%%

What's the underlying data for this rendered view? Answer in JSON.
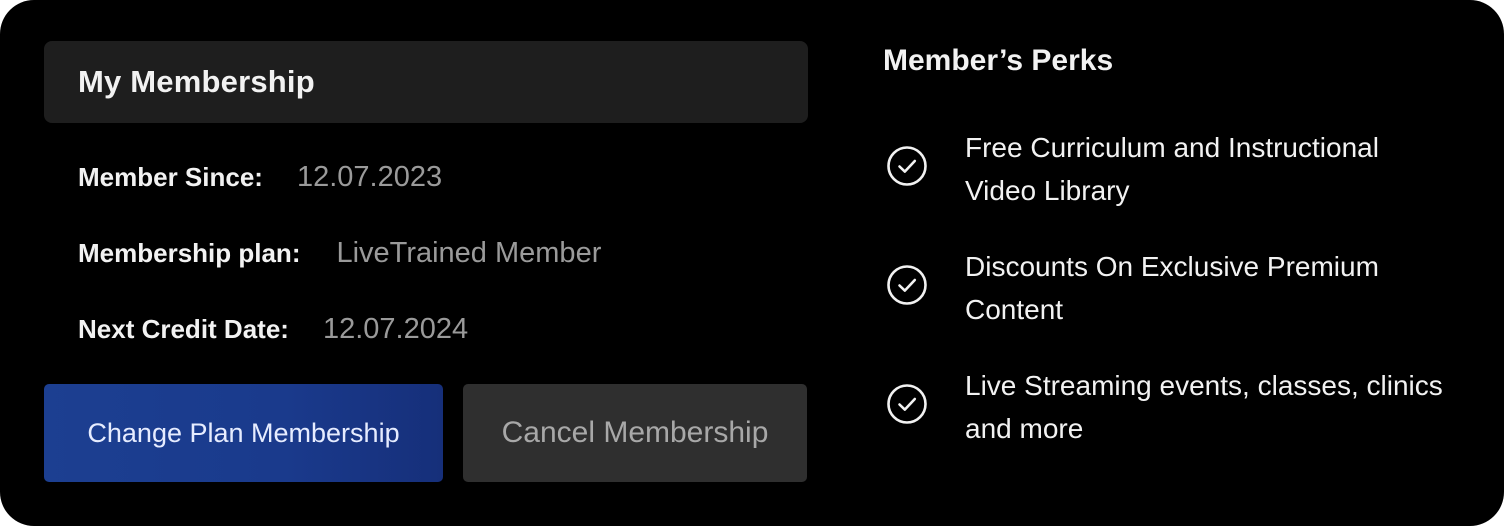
{
  "membership": {
    "title": "My Membership",
    "rows": [
      {
        "label": "Member Since:",
        "value": "12.07.2023"
      },
      {
        "label": "Membership plan:",
        "value": "LiveTrained Member"
      },
      {
        "label": "Next Credit Date:",
        "value": "12.07.2024"
      }
    ],
    "buttons": {
      "change_plan": "Change Plan Membership",
      "cancel": "Cancel Membership"
    }
  },
  "perks": {
    "title": "Member’s Perks",
    "icon": "check-circle-icon",
    "items": [
      {
        "text": "Free Curriculum and Instructional Video Library"
      },
      {
        "text": "Discounts On Exclusive Premium Content"
      },
      {
        "text": "Live Streaming events, classes, clinics and more"
      }
    ]
  },
  "colors": {
    "background": "#000000",
    "panel": "#1e1e1e",
    "primary_button": "#1a3a8c",
    "secondary_button": "#2f2f2f",
    "muted_text": "#9a9a9a"
  }
}
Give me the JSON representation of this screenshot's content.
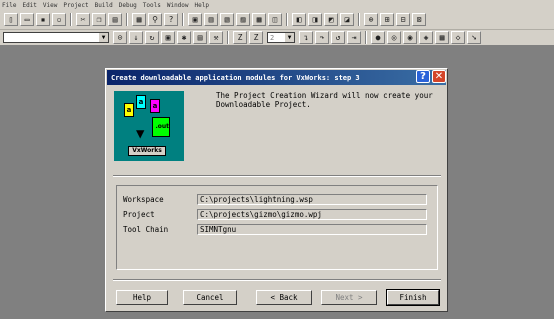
{
  "menu": [
    "File",
    "Edit",
    "View",
    "Project",
    "Build",
    "Debug",
    "Tools",
    "Window",
    "Help"
  ],
  "toolbar": {
    "zoom_value": "2"
  },
  "dialog": {
    "title": "Create downloadable application modules for VxWorks:  step 3",
    "illustration": {
      "doc_a": "a",
      "doc_b": "a",
      "doc_c": "a",
      "out_label": ".out",
      "product_label": "VxWorks"
    },
    "intro_line1": "The Project Creation Wizard will now create your",
    "intro_line2": "Downloadable Project.",
    "fields": [
      {
        "label": "Workspace",
        "value": "C:\\projects\\lightning.wsp"
      },
      {
        "label": "Project",
        "value": "C:\\projects\\gizmo\\gizmo.wpj"
      },
      {
        "label": "Tool Chain",
        "value": "SIMNTgnu"
      }
    ],
    "buttons": {
      "help": "Help",
      "cancel": "Cancel",
      "back": "< Back",
      "next": "Next >",
      "finish": "Finish"
    }
  },
  "colors": {
    "titlebar": "#0a246a",
    "desktop": "#808080",
    "illustration_bg": "#008080"
  }
}
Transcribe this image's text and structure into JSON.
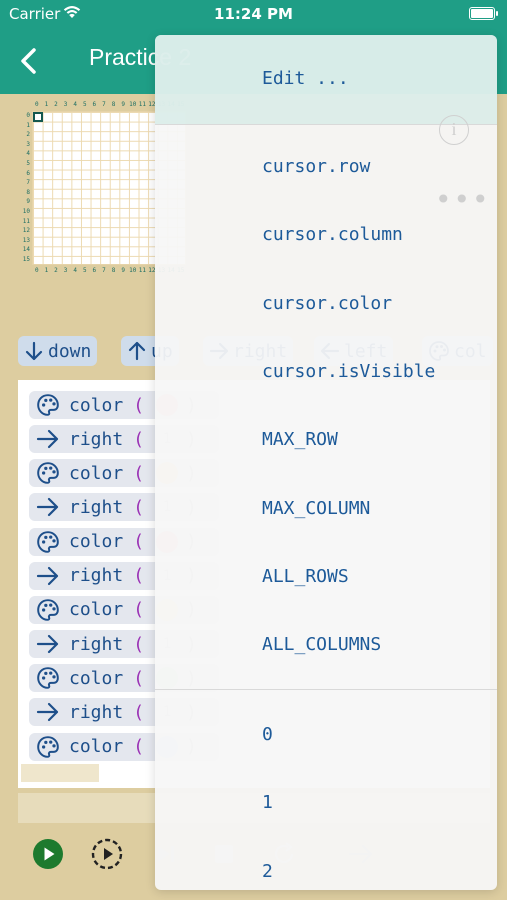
{
  "status_bar": {
    "carrier": "Carrier",
    "time": "11:24 PM"
  },
  "navbar": {
    "title": "Practice 2"
  },
  "grid": {
    "col_numbers": [
      "0",
      "1",
      "2",
      "3",
      "4",
      "5",
      "6",
      "7",
      "8",
      "9",
      "10",
      "11",
      "12",
      "13",
      "14",
      "15"
    ],
    "row_numbers": [
      "0",
      "1",
      "2",
      "3",
      "4",
      "5",
      "6",
      "7",
      "8",
      "9",
      "10",
      "11",
      "12",
      "13",
      "14",
      "15"
    ]
  },
  "chips": [
    {
      "label": "down",
      "icon": "arrow-down-icon"
    },
    {
      "label": "up",
      "icon": "arrow-up-icon"
    },
    {
      "label": "right",
      "icon": "arrow-right-icon"
    },
    {
      "label": "left",
      "icon": "arrow-left-icon"
    },
    {
      "label": "col",
      "icon": "palette-icon"
    }
  ],
  "program": [
    {
      "cmd": "color",
      "paren_open": "(",
      "paren_close": ")",
      "color": "#f4b9b9"
    },
    {
      "cmd": "right",
      "paren_open": "(",
      "paren_close": ")",
      "arg": "1"
    },
    {
      "cmd": "color",
      "paren_open": "(",
      "paren_close": ")",
      "color": "#f5dbae"
    },
    {
      "cmd": "right",
      "paren_open": "(",
      "paren_close": ")",
      "arg": "1"
    },
    {
      "cmd": "color",
      "paren_open": "(",
      "paren_close": ")",
      "color": "#f4b9b9"
    },
    {
      "cmd": "right",
      "paren_open": "(",
      "paren_close": ")",
      "arg": "1"
    },
    {
      "cmd": "color",
      "paren_open": "(",
      "paren_close": ")",
      "color": "#f6efb2"
    },
    {
      "cmd": "right",
      "paren_open": "(",
      "paren_close": ")",
      "arg": "1"
    },
    {
      "cmd": "color",
      "paren_open": "(",
      "paren_close": ")",
      "color": "#c4e6c0"
    },
    {
      "cmd": "right",
      "paren_open": "(",
      "paren_close": ")",
      "arg": "1"
    },
    {
      "cmd": "color",
      "paren_open": "(",
      "paren_close": ")",
      "color": "#c2daf2"
    }
  ],
  "menu": {
    "edit_label": "Edit ...",
    "items": [
      "cursor.row",
      "cursor.column",
      "cursor.color",
      "cursor.isVisible",
      "MAX_ROW",
      "MAX_COLUMN",
      "ALL_ROWS",
      "ALL_COLUMNS"
    ],
    "numbers": [
      "0",
      "1",
      "2"
    ],
    "info_label": "i"
  },
  "colors": {
    "accent": "#1f9e86",
    "background": "#ddcda0",
    "keyword": "#1e4f8a",
    "paren": "#9b33b6",
    "menu_text": "#1d5a99"
  }
}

%%

What is the number of lines in the data holding the word "VxWorks"? Reply with that number only.

2